TO BE DONE:
Return the listing below verbatim. Pictures do not belong in the copy.

------------------------------------

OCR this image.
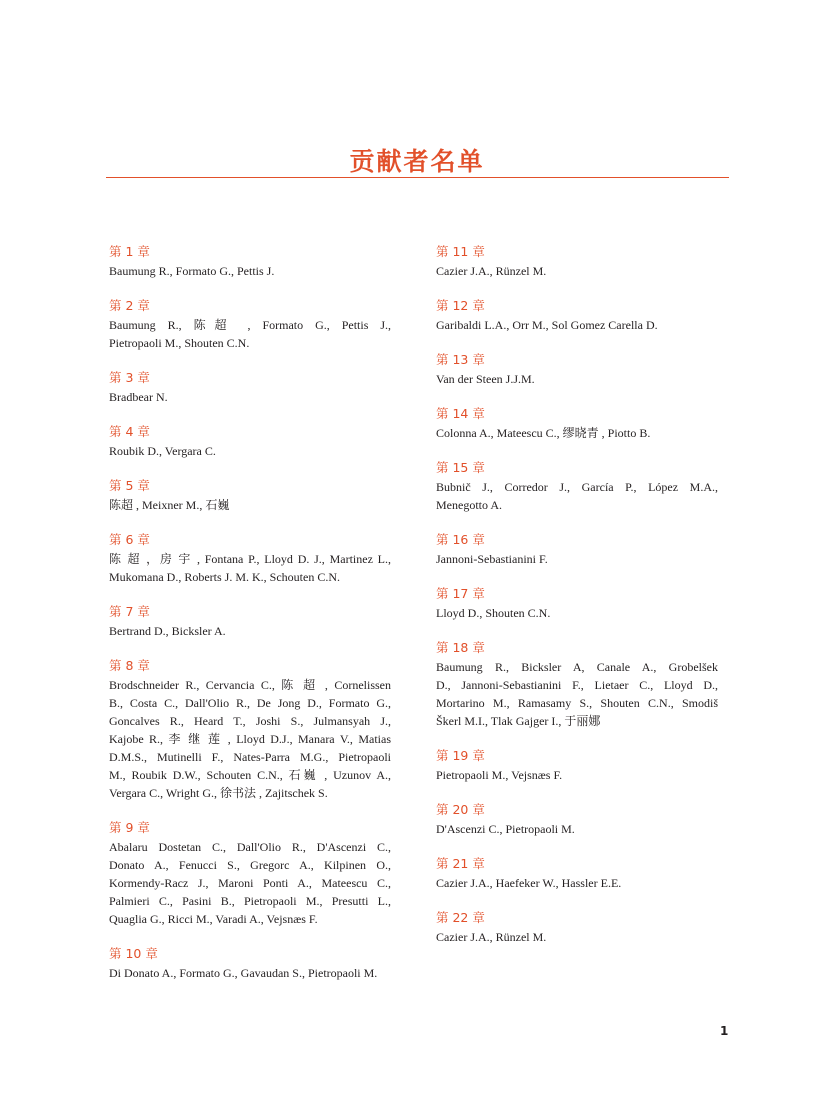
贡献者名单
第 1 章
Baumung R., Formato G., Pettis J.
第 2 章
Baumung R., 陈超 , Formato G., Pettis J.,
Pietropaoli M., Shouten C.N.
第 3 章
Bradbear N.
第 4 章
Roubik D., Vergara C.
第 5 章
陈超 , Meixner M., 石巍
第 6 章
陈 超 ，房 宇 , Fontana P., Lloyd D. J., Martinez L.,
Mukomana D., Roberts J. M. K., Schouten C.N.
第 7 章
Bertrand D., Bicksler A.
第 8 章
Brodschneider R., Cervancia C., 陈 超 , Cornelissen
B., Costa C., Dall'Olio R., De Jong D., Formato G.,
Goncalves R., Heard T., Joshi S., Julmansyah J.,
Kajobe R., 李 继 莲 , Lloyd D.J., Manara V., Matias
D.M.S., Mutinelli F., Nates-Parra M.G., Pietropaoli
M., Roubik D.W., Schouten C.N., 石巍 , Uzunov A.,
Vergara C., Wright G., 徐书法 , Zajitschek S.
第 9 章
Abalaru Dostetan C., Dall'Olio R., D'Ascenzi C.,
Donato A., Fenucci S., Gregorc A., Kilpinen O.,
Kormendy-Racz J., Maroni Ponti A., Mateescu C.,
Palmieri C., Pasini B., Pietropaoli M., Presutti L.,
Quaglia G., Ricci M., Varadi A., Vejsnæs F.
第 10 章
Di Donato A., Formato G., Gavaudan S., Pietropaoli M.
第 11 章
Cazier J.A., Rünzel M.
第 12 章
Garibaldi L.A., Orr M., Sol Gomez Carella D.
第 13 章
Van der Steen J.J.M.
第 14 章
Colonna A., Mateescu C., 缪晓青 , Piotto B.
第 15 章
Bubnič J., Corredor J., García P., López M.A.,
Menegotto A.
第 16 章
Jannoni-Sebastianini F.
第 17 章
Lloyd D., Shouten C.N.
第 18 章
Baumung R., Bicksler A, Canale A., Grobelšek
D., Jannoni-Sebastianini F., Lietaer C., Lloyd D.,
Mortarino M., Ramasamy S., Shouten C.N., Smodiš
Škerl M.I., Tlak Gajger I., 于丽娜
第 19 章
Pietropaoli M., Vejsnæs F.
第 20 章
D'Ascenzi C., Pietropaoli M.
第 21 章
Cazier J.A., Haefeker W., Hassler E.E.
第 22 章
Cazier J.A., Rünzel M.
1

------------------------------------

EXERCISE SOLUTION:
OCR this image.
贡献者名单
第 1 章
Baumung R., Formato G., Pettis J.
第 2 章
Baumung R., 陈超 , Formato G., Pettis J.,
Pietropaoli M., Shouten C.N.
第 3 章
Bradbear N.
第 4 章
Roubik D., Vergara C.
第 5 章
陈超 , Meixner M., 石巍
第 6 章
陈 超 ，房 宇 , Fontana P., Lloyd D. J., Martinez L.,
Mukomana D., Roberts J. M. K., Schouten C.N.
第 7 章
Bertrand D., Bicksler A.
第 8 章
Brodschneider R., Cervancia C., 陈 超 , Cornelissen
B., Costa C., Dall'Olio R., De Jong D., Formato G.,
Goncalves R., Heard T., Joshi S., Julmansyah J.,
Kajobe R., 李 继 莲 , Lloyd D.J., Manara V., Matias
D.M.S., Mutinelli F., Nates-Parra M.G., Pietropaoli
M., Roubik D.W., Schouten C.N., 石巍 , Uzunov A.,
Vergara C., Wright G., 徐书法 , Zajitschek S.
第 9 章
Abalaru Dostetan C., Dall'Olio R., D'Ascenzi C.,
Donato A., Fenucci S., Gregorc A., Kilpinen O.,
Kormendy-Racz J., Maroni Ponti A., Mateescu C.,
Palmieri C., Pasini B., Pietropaoli M., Presutti L.,
Quaglia G., Ricci M., Varadi A., Vejsnæs F.
第 10 章
Di Donato A., Formato G., Gavaudan S., Pietropaoli M.
第 11 章
Cazier J.A., Rünzel M.
第 12 章
Garibaldi L.A., Orr M., Sol Gomez Carella D.
第 13 章
Van der Steen J.J.M.
第 14 章
Colonna A., Mateescu C., 缪晓青 , Piotto B.
第 15 章
Bubnič J., Corredor J., García P., López M.A.,
Menegotto A.
第 16 章
Jannoni-Sebastianini F.
第 17 章
Lloyd D., Shouten C.N.
第 18 章
Baumung R., Bicksler A, Canale A., Grobelšek
D., Jannoni-Sebastianini F., Lietaer C., Lloyd D.,
Mortarino M., Ramasamy S., Shouten C.N., Smodiš
Škerl M.I., Tlak Gajger I., 于丽娜
第 19 章
Pietropaoli M., Vejsnæs F.
第 20 章
D'Ascenzi C., Pietropaoli M.
第 21 章
Cazier J.A., Haefeker W., Hassler E.E.
第 22 章
Cazier J.A., Rünzel M.
1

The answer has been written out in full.